[Data entries]
● ● ● ●
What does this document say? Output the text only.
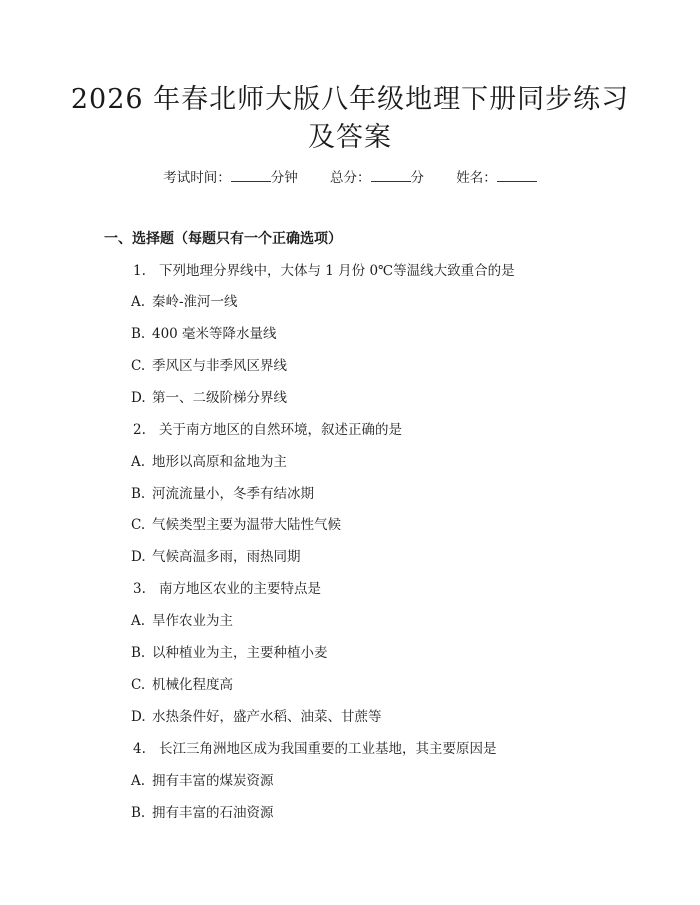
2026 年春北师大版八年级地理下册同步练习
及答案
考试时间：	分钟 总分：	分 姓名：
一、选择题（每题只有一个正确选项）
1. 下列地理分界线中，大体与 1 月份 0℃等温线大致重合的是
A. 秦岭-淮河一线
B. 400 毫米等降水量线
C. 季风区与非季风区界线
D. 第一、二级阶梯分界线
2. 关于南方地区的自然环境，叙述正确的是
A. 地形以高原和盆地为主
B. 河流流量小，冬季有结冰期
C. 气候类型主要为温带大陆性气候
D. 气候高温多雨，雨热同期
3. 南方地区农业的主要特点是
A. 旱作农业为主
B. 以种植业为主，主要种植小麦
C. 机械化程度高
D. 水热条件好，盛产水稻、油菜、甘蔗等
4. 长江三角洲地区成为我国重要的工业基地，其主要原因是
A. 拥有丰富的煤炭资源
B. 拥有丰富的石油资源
● ● ● ●
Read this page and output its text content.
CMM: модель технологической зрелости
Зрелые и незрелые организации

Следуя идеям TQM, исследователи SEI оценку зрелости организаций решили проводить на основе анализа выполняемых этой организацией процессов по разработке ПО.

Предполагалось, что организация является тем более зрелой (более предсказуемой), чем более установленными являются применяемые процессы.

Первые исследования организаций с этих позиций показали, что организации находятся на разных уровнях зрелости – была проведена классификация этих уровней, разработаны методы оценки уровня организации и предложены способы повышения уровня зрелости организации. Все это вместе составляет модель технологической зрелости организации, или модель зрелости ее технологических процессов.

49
● ● ● ●
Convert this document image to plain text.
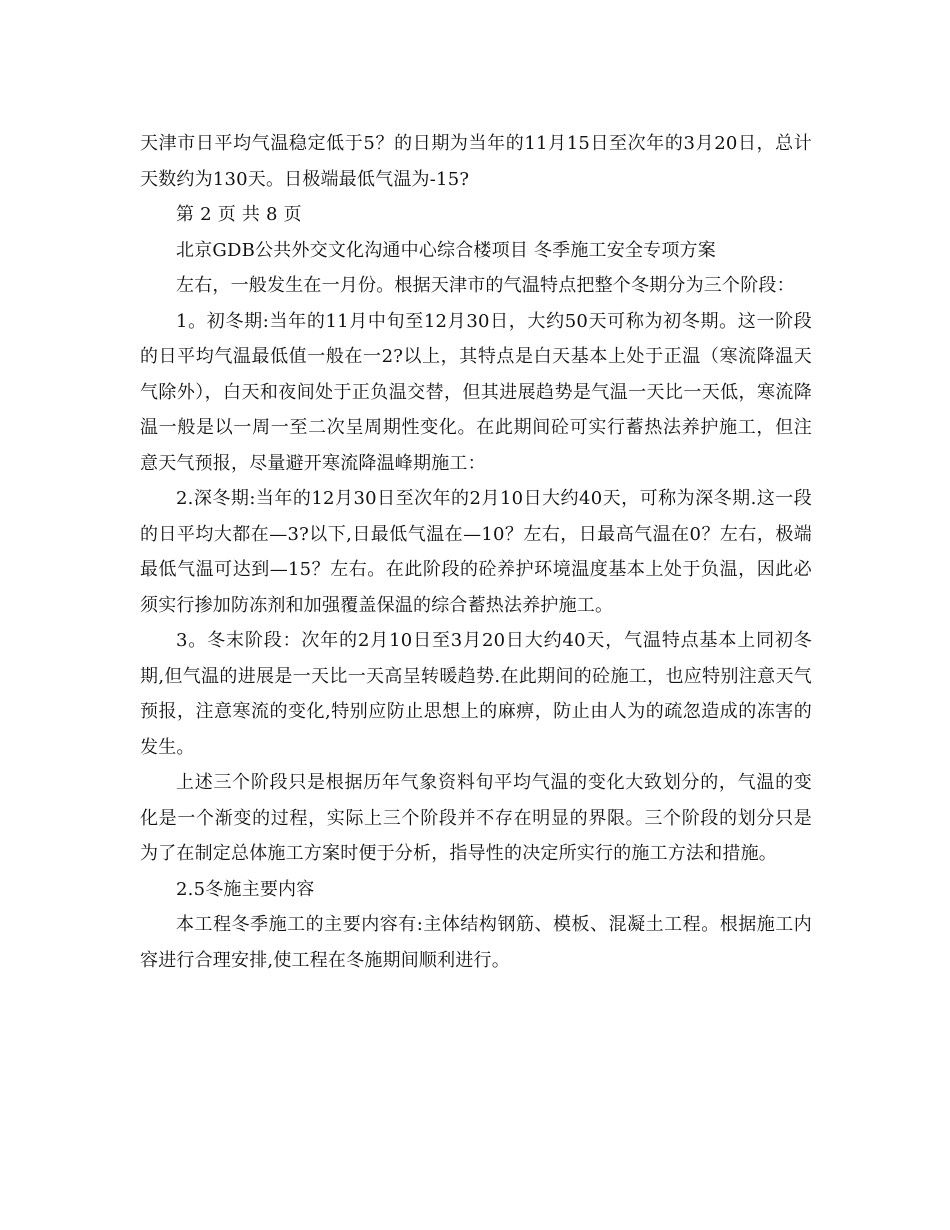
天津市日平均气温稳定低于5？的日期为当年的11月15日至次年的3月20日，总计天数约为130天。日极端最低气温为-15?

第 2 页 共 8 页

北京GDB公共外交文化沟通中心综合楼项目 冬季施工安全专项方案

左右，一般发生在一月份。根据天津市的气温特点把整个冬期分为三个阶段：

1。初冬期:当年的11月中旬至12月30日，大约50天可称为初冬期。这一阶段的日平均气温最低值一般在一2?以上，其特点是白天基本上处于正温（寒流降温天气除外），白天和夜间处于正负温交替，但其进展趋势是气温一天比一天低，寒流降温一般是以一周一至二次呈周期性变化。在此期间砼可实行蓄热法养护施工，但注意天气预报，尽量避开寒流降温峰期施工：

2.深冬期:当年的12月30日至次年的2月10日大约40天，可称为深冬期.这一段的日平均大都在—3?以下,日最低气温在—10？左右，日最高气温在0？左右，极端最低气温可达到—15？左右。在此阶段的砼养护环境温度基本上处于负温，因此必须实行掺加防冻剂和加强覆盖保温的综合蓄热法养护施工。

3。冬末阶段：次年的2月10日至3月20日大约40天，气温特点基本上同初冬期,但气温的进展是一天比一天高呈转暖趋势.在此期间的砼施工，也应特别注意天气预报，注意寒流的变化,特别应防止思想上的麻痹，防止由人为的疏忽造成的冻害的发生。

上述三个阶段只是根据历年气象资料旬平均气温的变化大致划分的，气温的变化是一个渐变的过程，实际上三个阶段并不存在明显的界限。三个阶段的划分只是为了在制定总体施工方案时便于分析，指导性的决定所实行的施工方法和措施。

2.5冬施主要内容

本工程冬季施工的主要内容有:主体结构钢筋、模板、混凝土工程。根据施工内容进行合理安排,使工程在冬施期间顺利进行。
● ● ● ●
▶ **WORK INSTRUCTIONS**
Identify and copy the lines holding the word "организации".

▶ **TASK RESULT**
Зрелые и незрелые организации
Первые исследования организаций с этих позиций показали, что организации находятся на разных уровнях зрелости – была проведена классификация этих уровней, разработаны методы оценки уровня организации и предложены способы повышения уровня зрелости организации. Все это вместе составляет модель технологической зрелости организации, или модель зрелости ее технологических процессов.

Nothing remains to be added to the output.